=== Set exercise ===
Report all lines holding "properties".

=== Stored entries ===

::::::

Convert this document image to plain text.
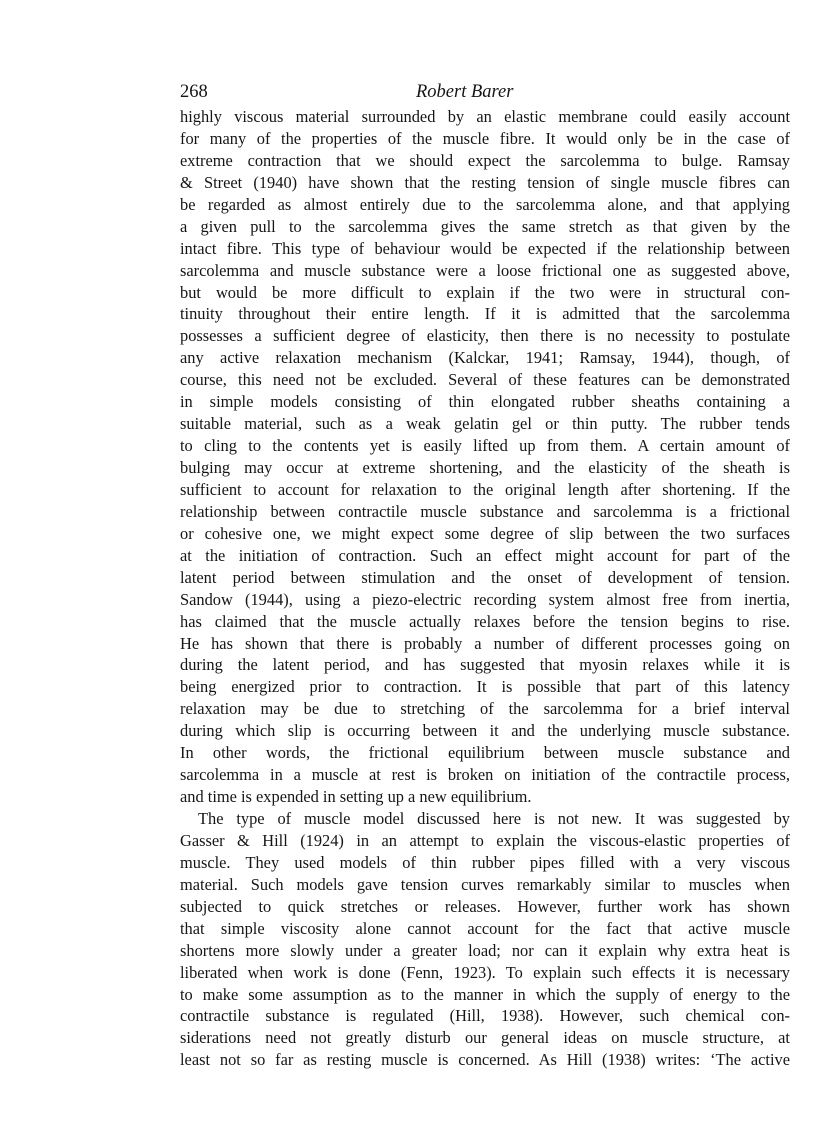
268	Robert Barer
highly viscous material surrounded by an elastic membrane could easily account
for many of the properties of the muscle fibre. It would only be in the case of
extreme contraction that we should expect the sarcolemma to bulge. Ramsay
& Street (1940) have shown that the resting tension of single muscle fibres can
be regarded as almost entirely due to the sarcolemma alone, and that applying
a given pull to the sarcolemma gives the same stretch as that given by the
intact fibre. This type of behaviour would be expected if the relationship between
sarcolemma and muscle substance were a loose frictional one as suggested above,
but would be more difficult to explain if the two were in structural con-
tinuity throughout their entire length. If it is admitted that the sarcolemma
possesses a sufficient degree of elasticity, then there is no necessity to postulate
any active relaxation mechanism (Kalckar, 1941; Ramsay, 1944), though, of
course, this need not be excluded. Several of these features can be demonstrated
in simple models consisting of thin elongated rubber sheaths containing a
suitable material, such as a weak gelatin gel or thin putty. The rubber tends
to cling to the contents yet is easily lifted up from them. A certain amount of
bulging may occur at extreme shortening, and the elasticity of the sheath is
sufficient to account for relaxation to the original length after shortening. If the
relationship between contractile muscle substance and sarcolemma is a frictional
or cohesive one, we might expect some degree of slip between the two surfaces
at the initiation of contraction. Such an effect might account for part of the
latent period between stimulation and the onset of development of tension.
Sandow (1944), using a piezo-electric recording system almost free from inertia,
has claimed that the muscle actually relaxes before the tension begins to rise.
He has shown that there is probably a number of different processes going on
during the latent period, and has suggested that myosin relaxes while it is
being energized prior to contraction. It is possible that part of this latency
relaxation may be due to stretching of the sarcolemma for a brief interval
during which slip is occurring between it and the underlying muscle substance.
In other words, the frictional equilibrium between muscle substance and
sarcolemma in a muscle at rest is broken on initiation of the contractile process,
and time is expended in setting up a new equilibrium.
The type of muscle model discussed here is not new. It was suggested by
Gasser & Hill (1924) in an attempt to explain the viscous-elastic properties of
muscle. They used models of thin rubber pipes filled with a very viscous
material. Such models gave tension curves remarkably similar to muscles when
subjected to quick stretches or releases. However, further work has shown
that simple viscosity alone cannot account for the fact that active muscle
shortens more slowly under a greater load; nor can it explain why extra heat is
liberated when work is done (Fenn, 1923). To explain such effects it is necessary
to make some assumption as to the manner in which the supply of energy to the
contractile substance is regulated (Hill, 1938). However, such chemical con-
siderations need not greatly disturb our general ideas on muscle structure, at
least not so far as resting muscle is concerned. As Hill (1938) writes: ‘The active
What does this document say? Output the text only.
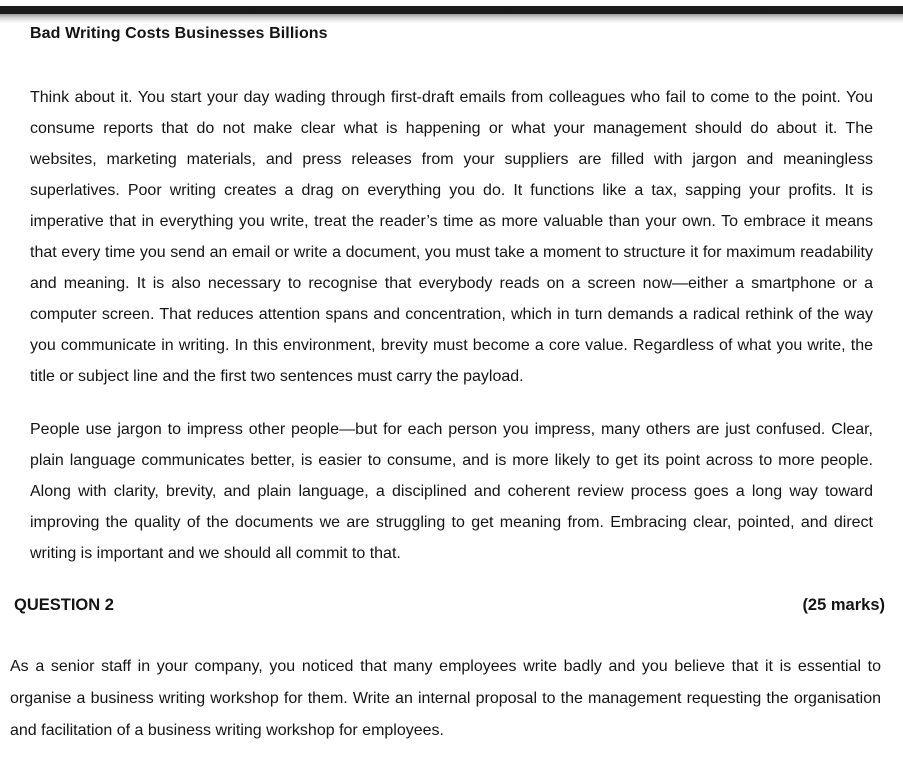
Bad Writing Costs Businesses Billions

Think about it. You start your day wading through first-draft emails from colleagues who fail to come to the point. You consume reports that do not make clear what is happening or what your management should do about it. The websites, marketing materials, and press releases from your suppliers are filled with jargon and meaningless superlatives. Poor writing creates a drag on everything you do. It functions like a tax, sapping your profits. It is imperative that in everything you write, treat the reader’s time as more valuable than your own. To embrace it means that every time you send an email or write a document, you must take a moment to structure it for maximum readability and meaning. It is also necessary to recognise that everybody reads on a screen now—either a smartphone or a computer screen. That reduces attention spans and concentration, which in turn demands a radical rethink of the way you communicate in writing. In this environment, brevity must become a core value. Regardless of what you write, the title or subject line and the first two sentences must carry the payload.

People use jargon to impress other people—but for each person you impress, many others are just confused. Clear, plain language communicates better, is easier to consume, and is more likely to get its point across to more people. Along with clarity, brevity, and plain language, a disciplined and coherent review process goes a long way toward improving the quality of the documents we are struggling to get meaning from. Embracing clear, pointed, and direct writing is important and we should all commit to that.

QUESTION 2	(25 marks)

As a senior staff in your company, you noticed that many employees write badly and you believe that it is essential to organise a business writing workshop for them. Write an internal proposal to the management requesting the organisation and facilitation of a business writing workshop for employees.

::::::

=== Finished answer ===
for many of the properties of the muscle fibre. It would only be in the case of
Gasser & Hill (1924) in an attempt to explain the viscous-elastic properties of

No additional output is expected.